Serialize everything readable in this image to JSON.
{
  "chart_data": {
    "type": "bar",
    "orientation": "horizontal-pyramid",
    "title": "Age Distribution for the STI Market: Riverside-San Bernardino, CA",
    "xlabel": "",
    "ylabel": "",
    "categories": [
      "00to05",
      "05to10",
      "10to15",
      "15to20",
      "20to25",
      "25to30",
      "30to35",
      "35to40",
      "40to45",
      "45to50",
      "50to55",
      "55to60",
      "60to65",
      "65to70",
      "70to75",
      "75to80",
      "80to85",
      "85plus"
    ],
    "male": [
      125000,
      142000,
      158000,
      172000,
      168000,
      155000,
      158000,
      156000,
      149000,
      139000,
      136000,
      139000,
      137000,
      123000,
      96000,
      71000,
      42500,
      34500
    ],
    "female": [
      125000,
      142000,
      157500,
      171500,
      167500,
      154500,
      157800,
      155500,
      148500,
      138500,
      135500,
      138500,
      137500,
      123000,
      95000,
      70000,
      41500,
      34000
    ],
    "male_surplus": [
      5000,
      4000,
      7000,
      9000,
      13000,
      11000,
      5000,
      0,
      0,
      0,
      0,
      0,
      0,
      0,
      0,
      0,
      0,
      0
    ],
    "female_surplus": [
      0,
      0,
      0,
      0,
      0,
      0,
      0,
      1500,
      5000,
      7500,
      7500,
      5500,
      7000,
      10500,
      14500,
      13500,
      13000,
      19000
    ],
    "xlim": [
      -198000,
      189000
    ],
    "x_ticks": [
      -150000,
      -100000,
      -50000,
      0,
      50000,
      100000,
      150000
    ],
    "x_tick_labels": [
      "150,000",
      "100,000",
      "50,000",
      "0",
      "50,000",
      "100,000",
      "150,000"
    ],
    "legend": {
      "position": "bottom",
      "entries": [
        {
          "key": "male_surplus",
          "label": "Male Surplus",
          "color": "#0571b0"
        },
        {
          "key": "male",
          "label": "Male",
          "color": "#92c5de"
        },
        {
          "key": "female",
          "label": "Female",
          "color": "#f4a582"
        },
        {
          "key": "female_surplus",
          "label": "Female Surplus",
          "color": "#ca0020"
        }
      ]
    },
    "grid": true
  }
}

---*---

CHALLENGE =
Pull out all lines of the data with the string "color".

WORKED SOLUTION =
          "color": "#0571b0"
          "color": "#92c5de"
          "color": "#f4a582"
          "color": "#ca0020"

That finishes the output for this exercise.